*WHAT TO PRODUCE*:
Comb through the entries for "marker" and pull out each line that holds it.

——

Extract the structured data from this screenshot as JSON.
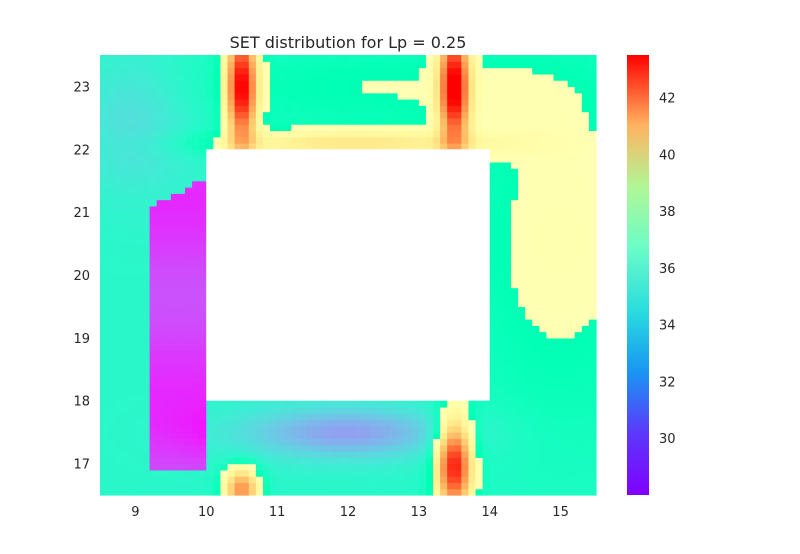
{
  "chart_data": {
    "type": "heatmap",
    "title": "SET distribution for Lp = 0.25",
    "xlabel": "",
    "ylabel": "",
    "xlim": [
      8.5,
      15.5
    ],
    "ylim": [
      16.5,
      23.5
    ],
    "x_ticks": [
      "9",
      "10",
      "11",
      "12",
      "13",
      "14",
      "15"
    ],
    "y_ticks": [
      "17",
      "18",
      "19",
      "20",
      "21",
      "22",
      "23"
    ],
    "empty_region": {
      "x": [
        10,
        14
      ],
      "y": [
        18,
        22
      ]
    },
    "colorbar": {
      "colormap": "rainbow",
      "range": [
        28,
        43.5
      ],
      "ticks": [
        "30",
        "32",
        "34",
        "36",
        "38",
        "40",
        "42"
      ]
    },
    "grid": false,
    "field_notes": "Hot bands near x=10.5 and x=13.5 at top and bottom edges (~43); cool region along left inner wall (~29) and below hole (~31-32); background ~34-37."
  }
}
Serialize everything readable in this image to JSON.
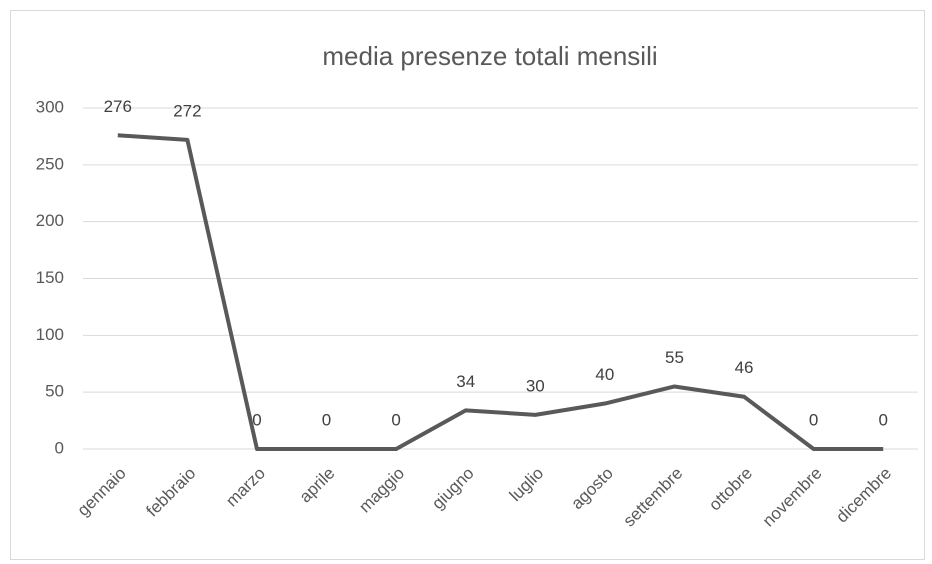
{
  "chart_data": {
    "type": "line",
    "title": "media presenze totali mensili",
    "categories": [
      "gennaio",
      "febbraio",
      "marzo",
      "aprile",
      "maggio",
      "giugno",
      "luglio",
      "agosto",
      "settembre",
      "ottobre",
      "novembre",
      "dicembre"
    ],
    "values": [
      276,
      272,
      0,
      0,
      0,
      34,
      30,
      40,
      55,
      46,
      0,
      0
    ],
    "color": "#595959",
    "ylim": [
      0,
      300
    ],
    "yticks": [
      0,
      50,
      100,
      150,
      200,
      250,
      300
    ],
    "grid": true,
    "data_labels": true
  }
}
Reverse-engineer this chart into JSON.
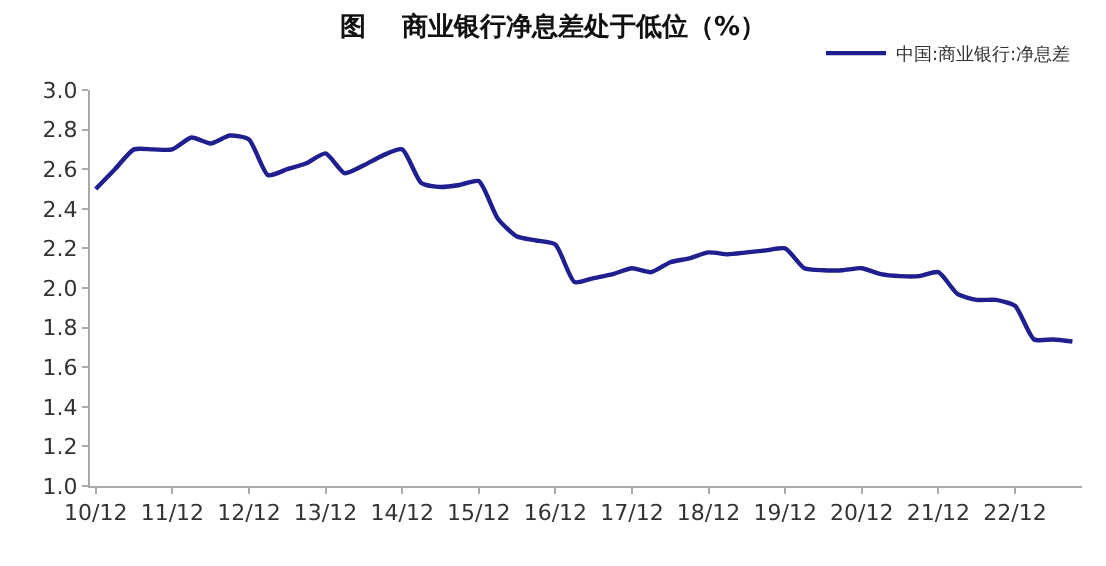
{
  "chart_data": {
    "type": "line",
    "title": "图    商业银行净息差处于低位（%）",
    "categories": [
      "10/12",
      null,
      null,
      null,
      "11/12",
      null,
      null,
      null,
      "12/12",
      null,
      null,
      null,
      "13/12",
      null,
      null,
      null,
      "14/12",
      null,
      null,
      null,
      "15/12",
      null,
      null,
      null,
      "16/12",
      null,
      null,
      null,
      "17/12",
      null,
      null,
      null,
      "18/12",
      null,
      null,
      null,
      "19/12",
      null,
      null,
      null,
      "20/12",
      null,
      null,
      null,
      "21/12",
      null,
      null,
      null,
      "22/12",
      null,
      null,
      null
    ],
    "series": [
      {
        "name": "中国:商业银行:净息差",
        "color": "#1f1f8f",
        "values": [
          2.5,
          2.6,
          2.7,
          2.7,
          2.7,
          2.76,
          2.73,
          2.77,
          2.75,
          2.57,
          2.6,
          2.63,
          2.68,
          2.58,
          2.62,
          2.67,
          2.7,
          2.53,
          2.51,
          2.52,
          2.54,
          2.35,
          2.26,
          2.24,
          2.22,
          2.03,
          2.05,
          2.07,
          2.1,
          2.08,
          2.13,
          2.15,
          2.18,
          2.17,
          2.18,
          2.19,
          2.2,
          2.1,
          2.09,
          2.09,
          2.1,
          2.07,
          2.06,
          2.06,
          2.08,
          1.97,
          1.94,
          1.94,
          1.91,
          1.74,
          1.74,
          1.73
        ]
      }
    ],
    "ylim": [
      1.0,
      3.0
    ],
    "yticks": [
      {
        "value": 1.0,
        "label": "1.0"
      },
      1.2,
      1.4,
      1.6,
      1.8,
      {
        "value": 2.0,
        "label": "2.0"
      },
      2.2,
      2.4,
      2.6,
      2.8,
      {
        "value": 3.0,
        "label": "3.0"
      }
    ],
    "legend": "top right",
    "marker": "none",
    "line_style": "solid"
  }
}
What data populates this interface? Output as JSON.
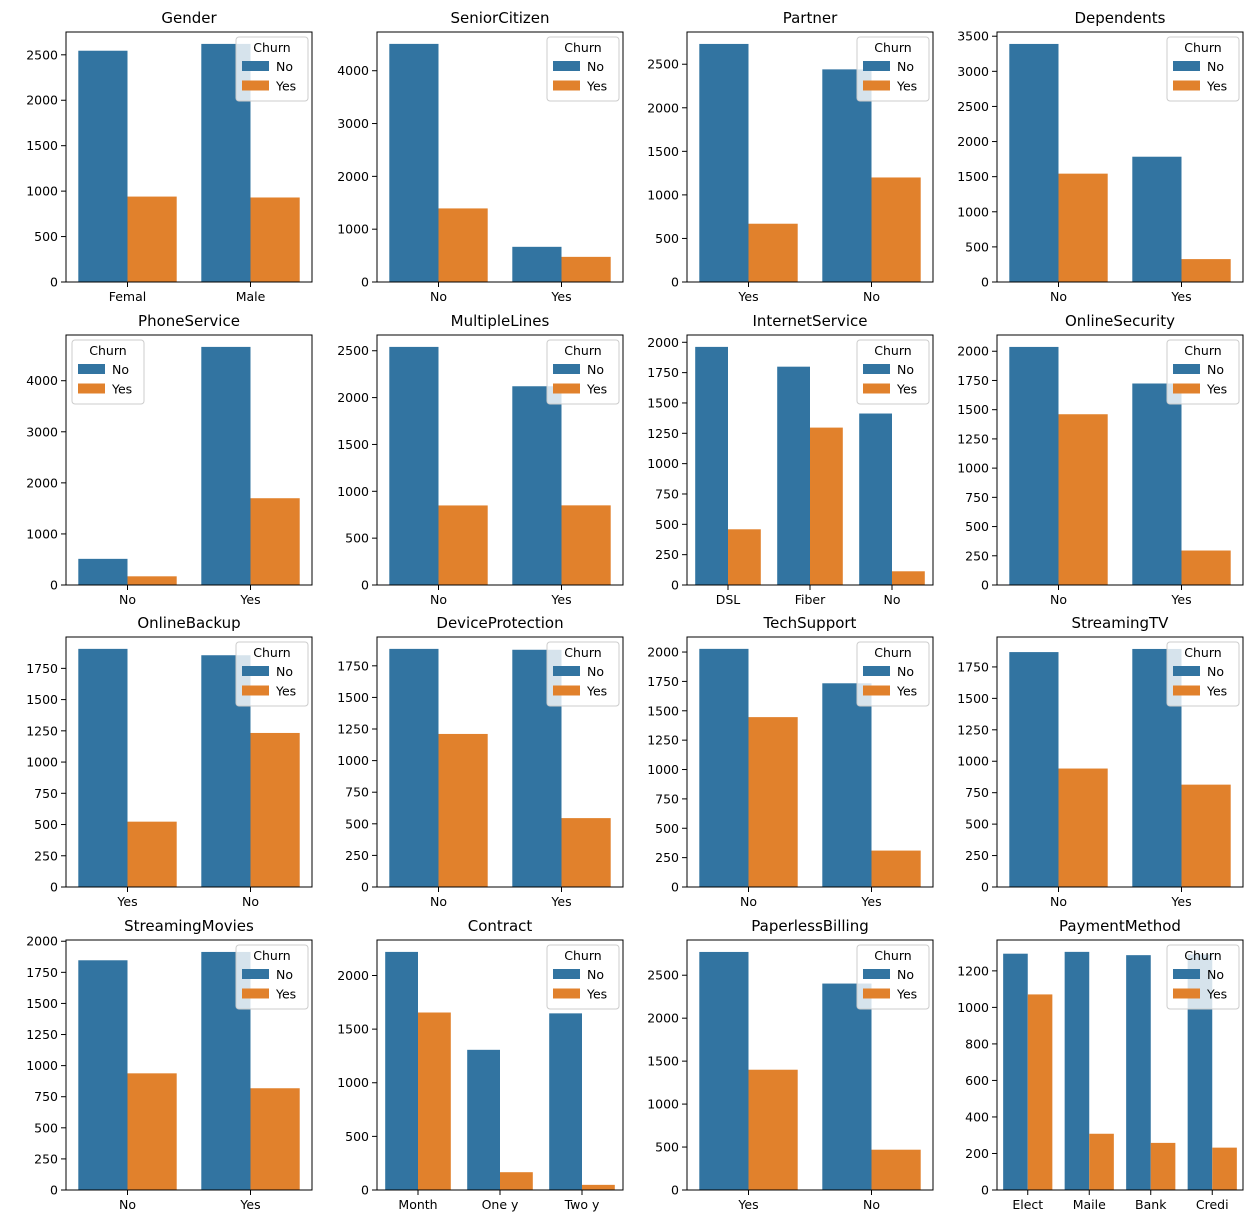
{
  "colors": {
    "No": "#3274a1",
    "Yes": "#e1812c"
  },
  "legend_title": "Churn",
  "chart_data": [
    {
      "type": "bar",
      "title": "Gender",
      "categories": [
        "Femal",
        "Male"
      ],
      "series": [
        {
          "name": "No",
          "values": [
            2545,
            2620
          ]
        },
        {
          "name": "Yes",
          "values": [
            940,
            930
          ]
        }
      ],
      "yticks": [
        0,
        500,
        1000,
        1500,
        2000,
        2500
      ],
      "ylim": [
        0,
        2751
      ],
      "legend": "upper-right"
    },
    {
      "type": "bar",
      "title": "SeniorCitizen",
      "categories": [
        "No",
        "Yes"
      ],
      "series": [
        {
          "name": "No",
          "values": [
            4508,
            666
          ]
        },
        {
          "name": "Yes",
          "values": [
            1393,
            476
          ]
        }
      ],
      "yticks": [
        0,
        1000,
        2000,
        3000,
        4000
      ],
      "ylim": [
        0,
        4733
      ],
      "legend": "upper-right"
    },
    {
      "type": "bar",
      "title": "Partner",
      "categories": [
        "Yes",
        "No"
      ],
      "series": [
        {
          "name": "No",
          "values": [
            2733,
            2441
          ]
        },
        {
          "name": "Yes",
          "values": [
            669,
            1200
          ]
        }
      ],
      "yticks": [
        0,
        500,
        1000,
        1500,
        2000,
        2500
      ],
      "ylim": [
        0,
        2870
      ],
      "legend": "upper-right"
    },
    {
      "type": "bar",
      "title": "Dependents",
      "categories": [
        "No",
        "Yes"
      ],
      "series": [
        {
          "name": "No",
          "values": [
            3390,
            1784
          ]
        },
        {
          "name": "Yes",
          "values": [
            1543,
            326
          ]
        }
      ],
      "yticks": [
        0,
        500,
        1000,
        1500,
        2000,
        2500,
        3000,
        3500
      ],
      "ylim": [
        0,
        3560
      ],
      "legend": "upper-right"
    },
    {
      "type": "bar",
      "title": "PhoneService",
      "categories": [
        "No",
        "Yes"
      ],
      "series": [
        {
          "name": "No",
          "values": [
            512,
            4662
          ]
        },
        {
          "name": "Yes",
          "values": [
            170,
            1699
          ]
        }
      ],
      "yticks": [
        0,
        1000,
        2000,
        3000,
        4000
      ],
      "ylim": [
        0,
        4895
      ],
      "legend": "upper-left"
    },
    {
      "type": "bar",
      "title": "MultipleLines",
      "categories": [
        "No",
        "Yes"
      ],
      "series": [
        {
          "name": "No",
          "values": [
            2541,
            2121
          ]
        },
        {
          "name": "Yes",
          "values": [
            849,
            850
          ]
        }
      ],
      "yticks": [
        0,
        500,
        1000,
        1500,
        2000,
        2500
      ],
      "ylim": [
        0,
        2668
      ],
      "legend": "upper-right"
    },
    {
      "type": "bar",
      "title": "InternetService",
      "categories": [
        "DSL",
        "Fiber",
        "No"
      ],
      "series": [
        {
          "name": "No",
          "values": [
            1962,
            1799,
            1413
          ]
        },
        {
          "name": "Yes",
          "values": [
            459,
            1297,
            113
          ]
        }
      ],
      "yticks": [
        0,
        250,
        500,
        750,
        1000,
        1250,
        1500,
        1750,
        2000
      ],
      "ylim": [
        0,
        2060
      ],
      "legend": "upper-right"
    },
    {
      "type": "bar",
      "title": "OnlineSecurity",
      "categories": [
        "No",
        "Yes"
      ],
      "series": [
        {
          "name": "No",
          "values": [
            2037,
            1724
          ]
        },
        {
          "name": "Yes",
          "values": [
            1461,
            295
          ]
        }
      ],
      "yticks": [
        0,
        250,
        500,
        750,
        1000,
        1250,
        1500,
        1750,
        2000
      ],
      "ylim": [
        0,
        2139
      ],
      "legend": "upper-right"
    },
    {
      "type": "bar",
      "title": "OnlineBackup",
      "categories": [
        "Yes",
        "No"
      ],
      "series": [
        {
          "name": "No",
          "values": [
            1906,
            1855
          ]
        },
        {
          "name": "Yes",
          "values": [
            523,
            1233
          ]
        }
      ],
      "yticks": [
        0,
        250,
        500,
        750,
        1000,
        1250,
        1500,
        1750
      ],
      "ylim": [
        0,
        2001
      ],
      "legend": "upper-right"
    },
    {
      "type": "bar",
      "title": "DeviceProtection",
      "categories": [
        "No",
        "Yes"
      ],
      "series": [
        {
          "name": "No",
          "values": [
            1884,
            1877
          ]
        },
        {
          "name": "Yes",
          "values": [
            1211,
            545
          ]
        }
      ],
      "yticks": [
        0,
        250,
        500,
        750,
        1000,
        1250,
        1500,
        1750
      ],
      "ylim": [
        0,
        1978
      ],
      "legend": "upper-right"
    },
    {
      "type": "bar",
      "title": "TechSupport",
      "categories": [
        "No",
        "Yes"
      ],
      "series": [
        {
          "name": "No",
          "values": [
            2027,
            1734
          ]
        },
        {
          "name": "Yes",
          "values": [
            1446,
            310
          ]
        }
      ],
      "yticks": [
        0,
        250,
        500,
        750,
        1000,
        1250,
        1500,
        1750,
        2000
      ],
      "ylim": [
        0,
        2128
      ],
      "legend": "upper-right"
    },
    {
      "type": "bar",
      "title": "StreamingTV",
      "categories": [
        "No",
        "Yes"
      ],
      "series": [
        {
          "name": "No",
          "values": [
            1868,
            1893
          ]
        },
        {
          "name": "Yes",
          "values": [
            942,
            814
          ]
        }
      ],
      "yticks": [
        0,
        250,
        500,
        750,
        1000,
        1250,
        1500,
        1750
      ],
      "ylim": [
        0,
        1988
      ],
      "legend": "upper-right"
    },
    {
      "type": "bar",
      "title": "StreamingMovies",
      "categories": [
        "No",
        "Yes"
      ],
      "series": [
        {
          "name": "No",
          "values": [
            1847,
            1914
          ]
        },
        {
          "name": "Yes",
          "values": [
            938,
            818
          ]
        }
      ],
      "yticks": [
        0,
        250,
        500,
        750,
        1000,
        1250,
        1500,
        1750,
        2000
      ],
      "ylim": [
        0,
        2010
      ],
      "legend": "upper-right"
    },
    {
      "type": "bar",
      "title": "Contract",
      "categories": [
        "Month",
        "One y",
        "Two y"
      ],
      "series": [
        {
          "name": "No",
          "values": [
            2220,
            1307,
            1647
          ]
        },
        {
          "name": "Yes",
          "values": [
            1655,
            166,
            48
          ]
        }
      ],
      "yticks": [
        0,
        500,
        1000,
        1500,
        2000
      ],
      "ylim": [
        0,
        2331
      ],
      "legend": "upper-right"
    },
    {
      "type": "bar",
      "title": "PaperlessBilling",
      "categories": [
        "Yes",
        "No"
      ],
      "series": [
        {
          "name": "No",
          "values": [
            2771,
            2403
          ]
        },
        {
          "name": "Yes",
          "values": [
            1400,
            469
          ]
        }
      ],
      "yticks": [
        0,
        500,
        1000,
        1500,
        2000,
        2500
      ],
      "ylim": [
        0,
        2910
      ],
      "legend": "upper-right"
    },
    {
      "type": "bar",
      "title": "PaymentMethod",
      "categories": [
        "Elect",
        "Maile",
        "Bank",
        "Credi"
      ],
      "series": [
        {
          "name": "No",
          "values": [
            1294,
            1304,
            1286,
            1290
          ]
        },
        {
          "name": "Yes",
          "values": [
            1071,
            308,
            258,
            232
          ]
        }
      ],
      "yticks": [
        0,
        200,
        400,
        600,
        800,
        1000,
        1200
      ],
      "ylim": [
        0,
        1369
      ],
      "legend": "upper-right"
    }
  ]
}
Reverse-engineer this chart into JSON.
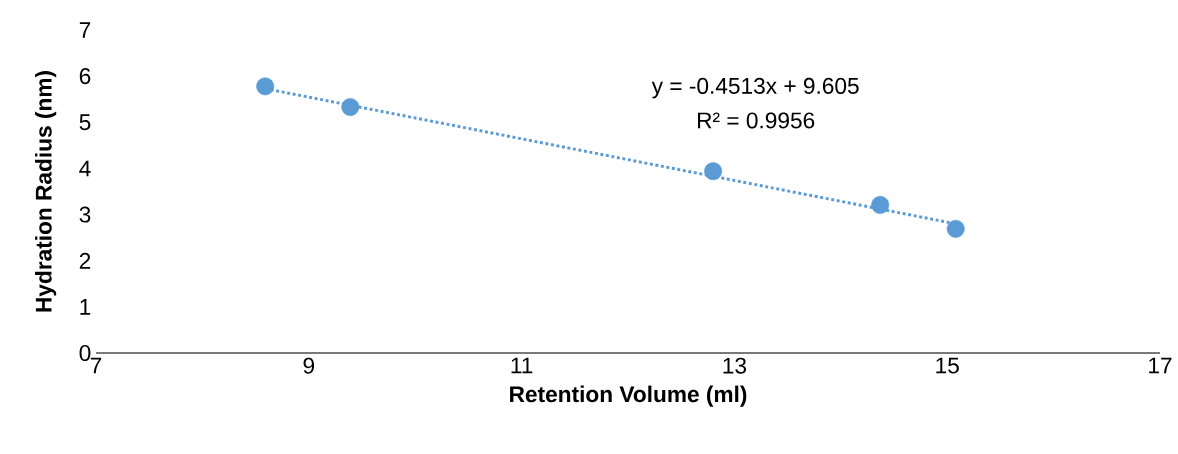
{
  "chart_data": {
    "type": "scatter",
    "xlabel": "Retention Volume (ml)",
    "ylabel": "Hydration Radius (nm)",
    "xlim": [
      7,
      17
    ],
    "xticks": [
      7,
      9,
      11,
      13,
      15,
      17
    ],
    "ylim": [
      0,
      7
    ],
    "yticks": [
      0,
      1,
      2,
      3,
      4,
      5,
      6,
      7
    ],
    "grid": false,
    "annotations": [
      "y = -0.4513x + 9.605",
      "R² = 0.9956"
    ],
    "series": [
      {
        "type": "scatter",
        "color": "#5b9bd5",
        "marker": "circle",
        "x": [
          8.59,
          9.39,
          12.8,
          14.37,
          15.08
        ],
        "values": [
          5.78,
          5.33,
          3.94,
          3.21,
          2.69
        ]
      },
      {
        "type": "line",
        "color": "#5b9bd5",
        "marker": "none",
        "line_style": "dotted",
        "x": [
          8.59,
          15.08
        ],
        "values": [
          5.73,
          2.8
        ]
      }
    ]
  }
}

——

*EXERCISE SOLUTION*:
    "marker": "none",
        "marker": "circle",
        "marker": "none",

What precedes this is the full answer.